## begin DATA FOR PROCESSING

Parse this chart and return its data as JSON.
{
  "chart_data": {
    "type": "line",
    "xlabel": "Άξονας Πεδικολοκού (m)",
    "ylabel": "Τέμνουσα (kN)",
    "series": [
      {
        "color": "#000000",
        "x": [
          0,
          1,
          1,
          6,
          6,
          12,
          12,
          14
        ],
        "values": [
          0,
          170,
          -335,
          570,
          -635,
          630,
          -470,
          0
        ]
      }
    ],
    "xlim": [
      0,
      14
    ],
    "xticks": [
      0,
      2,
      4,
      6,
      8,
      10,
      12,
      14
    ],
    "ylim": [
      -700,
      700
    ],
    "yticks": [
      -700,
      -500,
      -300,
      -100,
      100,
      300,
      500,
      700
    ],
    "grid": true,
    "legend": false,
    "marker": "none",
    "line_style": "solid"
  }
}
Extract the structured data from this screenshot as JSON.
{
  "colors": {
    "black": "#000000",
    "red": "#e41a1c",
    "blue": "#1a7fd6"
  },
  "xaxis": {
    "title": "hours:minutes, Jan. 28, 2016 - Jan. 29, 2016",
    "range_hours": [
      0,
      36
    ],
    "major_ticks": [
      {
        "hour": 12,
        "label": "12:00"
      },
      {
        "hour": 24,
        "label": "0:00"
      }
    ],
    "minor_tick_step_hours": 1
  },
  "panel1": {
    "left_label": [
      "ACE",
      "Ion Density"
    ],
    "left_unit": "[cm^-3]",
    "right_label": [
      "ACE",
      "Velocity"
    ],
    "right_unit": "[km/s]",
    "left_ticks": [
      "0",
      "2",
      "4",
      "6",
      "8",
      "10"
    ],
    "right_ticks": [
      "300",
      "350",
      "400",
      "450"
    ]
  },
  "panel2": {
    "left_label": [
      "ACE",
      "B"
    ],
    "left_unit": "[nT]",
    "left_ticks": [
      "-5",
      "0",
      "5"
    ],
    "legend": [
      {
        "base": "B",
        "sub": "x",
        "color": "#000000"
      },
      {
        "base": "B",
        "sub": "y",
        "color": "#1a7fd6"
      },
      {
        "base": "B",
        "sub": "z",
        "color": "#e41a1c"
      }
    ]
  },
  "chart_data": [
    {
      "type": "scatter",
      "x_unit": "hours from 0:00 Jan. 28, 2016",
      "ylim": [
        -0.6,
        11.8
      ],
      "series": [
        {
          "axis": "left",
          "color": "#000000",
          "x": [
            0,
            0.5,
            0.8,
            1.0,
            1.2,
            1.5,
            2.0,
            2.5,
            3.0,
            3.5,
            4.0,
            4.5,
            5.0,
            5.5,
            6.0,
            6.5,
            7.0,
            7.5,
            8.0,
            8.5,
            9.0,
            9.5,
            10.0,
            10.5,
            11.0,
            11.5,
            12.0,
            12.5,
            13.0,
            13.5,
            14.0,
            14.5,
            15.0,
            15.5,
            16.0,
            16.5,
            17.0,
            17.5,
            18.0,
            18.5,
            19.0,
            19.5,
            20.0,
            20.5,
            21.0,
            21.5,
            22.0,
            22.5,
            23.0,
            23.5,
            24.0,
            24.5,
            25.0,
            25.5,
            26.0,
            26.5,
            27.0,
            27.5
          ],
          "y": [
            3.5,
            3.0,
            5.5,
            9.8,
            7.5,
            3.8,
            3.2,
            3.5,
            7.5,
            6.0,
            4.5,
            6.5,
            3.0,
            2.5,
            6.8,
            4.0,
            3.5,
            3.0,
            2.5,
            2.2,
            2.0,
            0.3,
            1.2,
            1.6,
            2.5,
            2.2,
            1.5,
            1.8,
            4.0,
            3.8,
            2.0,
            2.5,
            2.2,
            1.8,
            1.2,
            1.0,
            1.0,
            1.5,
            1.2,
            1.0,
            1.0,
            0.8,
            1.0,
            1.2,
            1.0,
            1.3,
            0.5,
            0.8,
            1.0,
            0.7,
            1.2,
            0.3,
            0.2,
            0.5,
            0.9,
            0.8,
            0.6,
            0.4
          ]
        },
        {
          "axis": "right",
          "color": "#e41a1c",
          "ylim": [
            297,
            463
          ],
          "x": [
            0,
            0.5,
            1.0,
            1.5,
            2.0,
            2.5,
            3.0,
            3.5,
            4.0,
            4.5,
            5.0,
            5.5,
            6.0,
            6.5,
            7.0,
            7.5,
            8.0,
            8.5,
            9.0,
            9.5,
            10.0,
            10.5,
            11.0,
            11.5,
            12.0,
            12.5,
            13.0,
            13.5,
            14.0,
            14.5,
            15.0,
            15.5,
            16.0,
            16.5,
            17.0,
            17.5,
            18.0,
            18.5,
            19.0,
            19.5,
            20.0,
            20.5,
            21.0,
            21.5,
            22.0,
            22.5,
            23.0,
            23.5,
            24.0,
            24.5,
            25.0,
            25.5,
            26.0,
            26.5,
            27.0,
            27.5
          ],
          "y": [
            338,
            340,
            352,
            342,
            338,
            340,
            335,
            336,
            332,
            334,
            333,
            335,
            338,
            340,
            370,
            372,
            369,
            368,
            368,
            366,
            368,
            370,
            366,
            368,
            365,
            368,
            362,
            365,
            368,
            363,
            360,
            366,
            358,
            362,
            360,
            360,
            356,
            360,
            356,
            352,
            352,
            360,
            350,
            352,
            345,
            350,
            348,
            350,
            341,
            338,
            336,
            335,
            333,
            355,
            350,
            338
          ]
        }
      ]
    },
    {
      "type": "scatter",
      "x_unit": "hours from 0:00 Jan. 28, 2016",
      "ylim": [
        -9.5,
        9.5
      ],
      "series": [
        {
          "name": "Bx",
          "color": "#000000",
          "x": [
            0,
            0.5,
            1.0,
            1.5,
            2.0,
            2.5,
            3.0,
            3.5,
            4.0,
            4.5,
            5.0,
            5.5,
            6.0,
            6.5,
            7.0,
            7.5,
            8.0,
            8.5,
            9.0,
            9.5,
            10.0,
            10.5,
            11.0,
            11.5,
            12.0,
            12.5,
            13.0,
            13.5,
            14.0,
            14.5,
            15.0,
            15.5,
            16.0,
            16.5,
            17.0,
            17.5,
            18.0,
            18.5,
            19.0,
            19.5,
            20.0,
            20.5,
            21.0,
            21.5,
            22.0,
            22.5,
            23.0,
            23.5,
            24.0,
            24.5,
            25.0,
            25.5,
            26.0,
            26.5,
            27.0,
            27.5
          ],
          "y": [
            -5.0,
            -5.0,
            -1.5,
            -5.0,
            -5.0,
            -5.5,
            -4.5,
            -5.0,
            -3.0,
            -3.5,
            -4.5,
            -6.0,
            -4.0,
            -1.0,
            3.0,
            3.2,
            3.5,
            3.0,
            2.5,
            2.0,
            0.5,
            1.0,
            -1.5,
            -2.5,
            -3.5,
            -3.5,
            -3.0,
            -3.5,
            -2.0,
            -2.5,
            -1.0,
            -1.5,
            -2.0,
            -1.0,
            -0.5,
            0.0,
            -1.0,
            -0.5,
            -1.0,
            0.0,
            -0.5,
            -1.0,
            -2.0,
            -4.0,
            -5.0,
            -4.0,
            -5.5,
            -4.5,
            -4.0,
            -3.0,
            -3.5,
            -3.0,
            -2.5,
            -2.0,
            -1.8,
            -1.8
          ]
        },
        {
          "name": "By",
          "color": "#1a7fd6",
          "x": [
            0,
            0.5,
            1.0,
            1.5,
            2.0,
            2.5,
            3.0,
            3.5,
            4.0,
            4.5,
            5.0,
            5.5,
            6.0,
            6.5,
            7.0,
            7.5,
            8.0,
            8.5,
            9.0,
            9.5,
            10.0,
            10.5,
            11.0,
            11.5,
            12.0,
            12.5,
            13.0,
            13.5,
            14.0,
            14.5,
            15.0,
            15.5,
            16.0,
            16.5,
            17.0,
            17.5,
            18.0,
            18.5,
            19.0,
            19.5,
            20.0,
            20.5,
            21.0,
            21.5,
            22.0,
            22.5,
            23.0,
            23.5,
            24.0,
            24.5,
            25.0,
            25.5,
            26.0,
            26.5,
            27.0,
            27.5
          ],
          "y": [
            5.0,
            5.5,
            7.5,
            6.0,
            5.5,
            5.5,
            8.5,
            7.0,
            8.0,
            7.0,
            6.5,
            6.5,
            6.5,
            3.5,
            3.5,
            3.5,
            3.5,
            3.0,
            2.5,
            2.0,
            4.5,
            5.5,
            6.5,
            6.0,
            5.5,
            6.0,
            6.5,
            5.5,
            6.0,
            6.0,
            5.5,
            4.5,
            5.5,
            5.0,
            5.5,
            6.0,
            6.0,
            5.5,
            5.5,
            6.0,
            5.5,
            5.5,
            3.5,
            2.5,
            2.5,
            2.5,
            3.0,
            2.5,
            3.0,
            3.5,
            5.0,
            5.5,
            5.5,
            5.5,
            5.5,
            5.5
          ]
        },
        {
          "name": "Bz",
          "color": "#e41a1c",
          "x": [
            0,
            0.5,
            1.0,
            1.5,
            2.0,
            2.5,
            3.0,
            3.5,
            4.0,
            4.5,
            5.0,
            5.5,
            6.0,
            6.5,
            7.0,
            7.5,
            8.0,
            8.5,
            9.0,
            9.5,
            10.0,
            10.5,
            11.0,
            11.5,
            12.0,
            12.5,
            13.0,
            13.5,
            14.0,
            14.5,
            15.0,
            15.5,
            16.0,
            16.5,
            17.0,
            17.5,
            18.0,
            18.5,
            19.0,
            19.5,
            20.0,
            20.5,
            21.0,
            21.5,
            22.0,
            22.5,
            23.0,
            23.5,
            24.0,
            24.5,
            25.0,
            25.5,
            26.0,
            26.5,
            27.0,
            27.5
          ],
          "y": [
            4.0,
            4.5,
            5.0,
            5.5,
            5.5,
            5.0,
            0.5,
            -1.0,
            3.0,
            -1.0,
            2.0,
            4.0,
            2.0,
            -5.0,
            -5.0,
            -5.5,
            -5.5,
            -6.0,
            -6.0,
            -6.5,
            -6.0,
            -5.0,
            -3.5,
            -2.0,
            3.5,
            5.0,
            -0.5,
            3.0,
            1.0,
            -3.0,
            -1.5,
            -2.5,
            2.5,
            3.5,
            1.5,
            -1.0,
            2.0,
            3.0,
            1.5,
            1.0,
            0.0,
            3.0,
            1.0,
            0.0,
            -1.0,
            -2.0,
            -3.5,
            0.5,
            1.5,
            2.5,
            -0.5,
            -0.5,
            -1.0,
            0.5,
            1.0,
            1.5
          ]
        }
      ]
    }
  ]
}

## end DATA FOR PROCESSING

:: PROBLEM STATEMENT ::
Locate the lines above that contain "this" and copy them.

:: CORRECT RESULT ::
Parse this chart and return its data as JSON.
Extract the structured data from this screenshot as JSON.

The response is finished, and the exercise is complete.